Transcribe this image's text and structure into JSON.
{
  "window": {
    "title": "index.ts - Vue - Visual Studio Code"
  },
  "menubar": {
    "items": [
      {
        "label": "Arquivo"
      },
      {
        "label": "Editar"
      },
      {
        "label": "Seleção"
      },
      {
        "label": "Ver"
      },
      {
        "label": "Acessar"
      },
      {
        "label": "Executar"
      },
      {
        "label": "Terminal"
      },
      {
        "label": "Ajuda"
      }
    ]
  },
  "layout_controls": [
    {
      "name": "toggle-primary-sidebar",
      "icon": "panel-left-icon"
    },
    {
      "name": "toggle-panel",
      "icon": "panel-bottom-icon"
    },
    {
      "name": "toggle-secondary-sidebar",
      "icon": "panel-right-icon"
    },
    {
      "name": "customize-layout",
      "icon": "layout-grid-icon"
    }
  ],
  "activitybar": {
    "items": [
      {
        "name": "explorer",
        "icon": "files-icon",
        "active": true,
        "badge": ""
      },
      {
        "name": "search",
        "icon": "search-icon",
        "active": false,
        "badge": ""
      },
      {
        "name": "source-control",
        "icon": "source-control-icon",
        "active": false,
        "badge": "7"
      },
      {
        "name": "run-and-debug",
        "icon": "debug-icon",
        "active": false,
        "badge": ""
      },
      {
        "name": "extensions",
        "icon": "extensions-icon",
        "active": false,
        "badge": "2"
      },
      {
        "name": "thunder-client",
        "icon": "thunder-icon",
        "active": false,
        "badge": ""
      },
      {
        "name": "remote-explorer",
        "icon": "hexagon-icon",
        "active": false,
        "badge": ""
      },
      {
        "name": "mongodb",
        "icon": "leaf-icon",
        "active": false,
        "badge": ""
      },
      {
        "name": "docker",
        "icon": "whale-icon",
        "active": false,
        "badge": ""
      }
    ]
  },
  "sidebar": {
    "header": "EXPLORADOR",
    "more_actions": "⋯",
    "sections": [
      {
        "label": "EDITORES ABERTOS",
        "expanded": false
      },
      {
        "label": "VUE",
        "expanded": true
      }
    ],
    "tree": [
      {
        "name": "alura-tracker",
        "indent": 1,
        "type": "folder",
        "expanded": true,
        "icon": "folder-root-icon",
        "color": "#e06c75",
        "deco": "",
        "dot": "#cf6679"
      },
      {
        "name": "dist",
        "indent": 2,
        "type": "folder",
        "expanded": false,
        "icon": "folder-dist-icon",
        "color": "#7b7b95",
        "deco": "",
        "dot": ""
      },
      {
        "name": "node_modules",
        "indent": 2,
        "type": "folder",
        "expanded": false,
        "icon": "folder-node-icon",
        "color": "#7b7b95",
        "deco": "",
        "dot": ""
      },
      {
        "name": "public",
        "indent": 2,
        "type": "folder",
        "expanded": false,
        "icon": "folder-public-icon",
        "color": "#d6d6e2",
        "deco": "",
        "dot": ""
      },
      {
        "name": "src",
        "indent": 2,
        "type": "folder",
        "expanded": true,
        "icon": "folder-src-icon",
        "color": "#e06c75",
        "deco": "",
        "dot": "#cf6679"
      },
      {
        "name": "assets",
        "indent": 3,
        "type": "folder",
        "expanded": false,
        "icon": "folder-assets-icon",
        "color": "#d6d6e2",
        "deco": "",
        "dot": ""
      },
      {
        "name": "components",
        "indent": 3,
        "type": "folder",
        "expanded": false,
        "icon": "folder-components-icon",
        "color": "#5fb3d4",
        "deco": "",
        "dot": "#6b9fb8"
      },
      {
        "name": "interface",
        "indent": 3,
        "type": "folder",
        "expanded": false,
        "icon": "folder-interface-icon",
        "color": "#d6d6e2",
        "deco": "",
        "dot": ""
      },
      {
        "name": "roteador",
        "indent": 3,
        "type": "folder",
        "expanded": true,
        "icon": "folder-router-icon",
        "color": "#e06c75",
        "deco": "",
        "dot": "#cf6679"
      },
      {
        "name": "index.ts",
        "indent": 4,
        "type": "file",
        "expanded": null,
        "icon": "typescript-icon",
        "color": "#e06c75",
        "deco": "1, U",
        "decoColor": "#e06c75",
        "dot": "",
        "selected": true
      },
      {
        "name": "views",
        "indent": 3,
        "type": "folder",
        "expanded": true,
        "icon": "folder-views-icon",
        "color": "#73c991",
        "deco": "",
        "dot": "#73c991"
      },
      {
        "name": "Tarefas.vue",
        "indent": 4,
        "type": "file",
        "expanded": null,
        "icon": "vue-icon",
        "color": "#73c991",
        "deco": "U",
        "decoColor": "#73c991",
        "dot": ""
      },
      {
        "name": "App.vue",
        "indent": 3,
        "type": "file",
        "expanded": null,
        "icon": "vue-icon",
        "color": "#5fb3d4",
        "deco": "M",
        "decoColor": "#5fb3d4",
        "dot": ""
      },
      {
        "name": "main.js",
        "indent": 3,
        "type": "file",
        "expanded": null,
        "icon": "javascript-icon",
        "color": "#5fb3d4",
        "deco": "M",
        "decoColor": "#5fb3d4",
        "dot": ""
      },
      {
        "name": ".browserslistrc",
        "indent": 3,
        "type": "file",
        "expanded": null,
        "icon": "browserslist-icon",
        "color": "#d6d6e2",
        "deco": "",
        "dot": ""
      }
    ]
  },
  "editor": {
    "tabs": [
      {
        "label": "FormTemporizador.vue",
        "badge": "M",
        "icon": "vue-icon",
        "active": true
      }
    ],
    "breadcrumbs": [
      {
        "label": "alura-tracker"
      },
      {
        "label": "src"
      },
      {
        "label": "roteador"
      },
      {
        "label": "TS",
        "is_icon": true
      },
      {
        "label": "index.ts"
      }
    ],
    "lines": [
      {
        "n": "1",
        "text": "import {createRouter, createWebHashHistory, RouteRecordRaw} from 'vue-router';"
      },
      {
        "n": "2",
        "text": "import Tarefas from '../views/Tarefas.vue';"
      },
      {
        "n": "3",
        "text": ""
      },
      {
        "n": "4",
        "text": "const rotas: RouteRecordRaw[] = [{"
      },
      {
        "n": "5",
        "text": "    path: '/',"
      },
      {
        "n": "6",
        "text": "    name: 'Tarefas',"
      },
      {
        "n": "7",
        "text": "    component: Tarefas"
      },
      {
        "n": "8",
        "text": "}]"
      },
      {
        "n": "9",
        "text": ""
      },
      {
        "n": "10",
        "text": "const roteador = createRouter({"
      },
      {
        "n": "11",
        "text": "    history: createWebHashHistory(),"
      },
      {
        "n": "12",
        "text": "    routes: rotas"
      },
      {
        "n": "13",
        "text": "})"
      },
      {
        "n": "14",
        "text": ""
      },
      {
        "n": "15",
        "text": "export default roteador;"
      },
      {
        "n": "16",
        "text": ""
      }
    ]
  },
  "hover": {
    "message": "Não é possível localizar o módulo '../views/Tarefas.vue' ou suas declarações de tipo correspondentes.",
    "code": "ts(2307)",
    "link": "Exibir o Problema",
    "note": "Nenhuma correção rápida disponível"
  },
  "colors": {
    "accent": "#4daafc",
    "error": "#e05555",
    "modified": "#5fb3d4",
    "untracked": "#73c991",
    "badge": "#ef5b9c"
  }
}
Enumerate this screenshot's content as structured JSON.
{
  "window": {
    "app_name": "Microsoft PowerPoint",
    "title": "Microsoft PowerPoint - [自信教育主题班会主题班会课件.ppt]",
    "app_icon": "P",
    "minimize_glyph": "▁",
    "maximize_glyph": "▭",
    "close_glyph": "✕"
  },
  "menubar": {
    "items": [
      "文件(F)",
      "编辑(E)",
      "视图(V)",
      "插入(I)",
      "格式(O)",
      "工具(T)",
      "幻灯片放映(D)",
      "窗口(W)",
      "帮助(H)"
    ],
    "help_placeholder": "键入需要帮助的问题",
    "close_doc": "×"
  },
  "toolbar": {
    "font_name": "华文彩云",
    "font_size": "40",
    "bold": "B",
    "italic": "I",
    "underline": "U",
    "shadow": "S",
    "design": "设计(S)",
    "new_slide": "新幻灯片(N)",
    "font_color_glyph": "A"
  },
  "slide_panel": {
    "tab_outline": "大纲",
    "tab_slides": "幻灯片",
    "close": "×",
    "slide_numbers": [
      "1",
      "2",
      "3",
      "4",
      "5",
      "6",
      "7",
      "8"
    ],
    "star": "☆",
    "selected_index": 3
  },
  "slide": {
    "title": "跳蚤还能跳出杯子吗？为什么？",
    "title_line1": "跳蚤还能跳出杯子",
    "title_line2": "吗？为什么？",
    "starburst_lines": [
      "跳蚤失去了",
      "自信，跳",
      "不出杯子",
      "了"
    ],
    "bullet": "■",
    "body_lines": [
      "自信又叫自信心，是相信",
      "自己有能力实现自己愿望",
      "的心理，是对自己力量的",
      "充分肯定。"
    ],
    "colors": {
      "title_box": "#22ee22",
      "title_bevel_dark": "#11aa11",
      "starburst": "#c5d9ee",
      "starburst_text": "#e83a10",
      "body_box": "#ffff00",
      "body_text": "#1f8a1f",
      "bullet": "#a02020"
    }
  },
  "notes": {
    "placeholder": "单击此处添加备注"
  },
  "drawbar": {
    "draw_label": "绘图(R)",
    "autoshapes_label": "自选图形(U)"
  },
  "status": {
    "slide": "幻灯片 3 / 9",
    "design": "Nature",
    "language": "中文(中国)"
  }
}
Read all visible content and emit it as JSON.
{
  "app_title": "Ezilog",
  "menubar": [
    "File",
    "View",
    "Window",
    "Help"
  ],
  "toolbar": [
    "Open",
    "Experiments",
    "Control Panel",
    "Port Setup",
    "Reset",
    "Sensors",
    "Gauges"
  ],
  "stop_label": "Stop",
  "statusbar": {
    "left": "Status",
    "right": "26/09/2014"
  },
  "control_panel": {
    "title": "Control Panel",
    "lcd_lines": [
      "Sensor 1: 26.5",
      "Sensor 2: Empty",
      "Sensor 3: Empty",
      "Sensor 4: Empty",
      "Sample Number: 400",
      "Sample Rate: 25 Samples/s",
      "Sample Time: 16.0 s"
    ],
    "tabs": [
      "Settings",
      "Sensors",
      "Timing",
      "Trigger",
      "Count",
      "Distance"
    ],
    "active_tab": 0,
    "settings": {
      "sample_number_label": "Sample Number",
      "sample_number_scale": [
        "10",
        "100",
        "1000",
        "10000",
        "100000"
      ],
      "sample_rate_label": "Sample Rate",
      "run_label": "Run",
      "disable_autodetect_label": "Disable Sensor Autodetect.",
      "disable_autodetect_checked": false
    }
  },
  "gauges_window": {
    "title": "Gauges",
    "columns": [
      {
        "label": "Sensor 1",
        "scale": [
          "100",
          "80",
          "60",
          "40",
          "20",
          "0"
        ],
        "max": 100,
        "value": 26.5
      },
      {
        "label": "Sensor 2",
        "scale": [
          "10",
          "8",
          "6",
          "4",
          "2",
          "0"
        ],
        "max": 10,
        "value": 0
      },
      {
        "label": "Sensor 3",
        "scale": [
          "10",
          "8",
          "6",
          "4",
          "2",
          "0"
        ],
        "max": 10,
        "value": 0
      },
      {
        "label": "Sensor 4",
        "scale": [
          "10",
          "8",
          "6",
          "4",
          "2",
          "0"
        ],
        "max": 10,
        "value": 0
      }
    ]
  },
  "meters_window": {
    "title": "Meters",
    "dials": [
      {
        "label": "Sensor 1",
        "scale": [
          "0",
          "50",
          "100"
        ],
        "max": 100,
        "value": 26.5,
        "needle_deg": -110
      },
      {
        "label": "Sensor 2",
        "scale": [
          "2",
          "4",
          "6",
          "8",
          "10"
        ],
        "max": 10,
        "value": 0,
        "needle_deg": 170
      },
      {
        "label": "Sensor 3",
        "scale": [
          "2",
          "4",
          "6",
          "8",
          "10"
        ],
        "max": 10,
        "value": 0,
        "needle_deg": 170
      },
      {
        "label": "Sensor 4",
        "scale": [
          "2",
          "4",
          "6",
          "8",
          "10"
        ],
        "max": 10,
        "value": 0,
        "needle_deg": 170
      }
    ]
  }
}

+ + + +

In the data above, tally the lines holding "extensions" and answer with the figure only.

2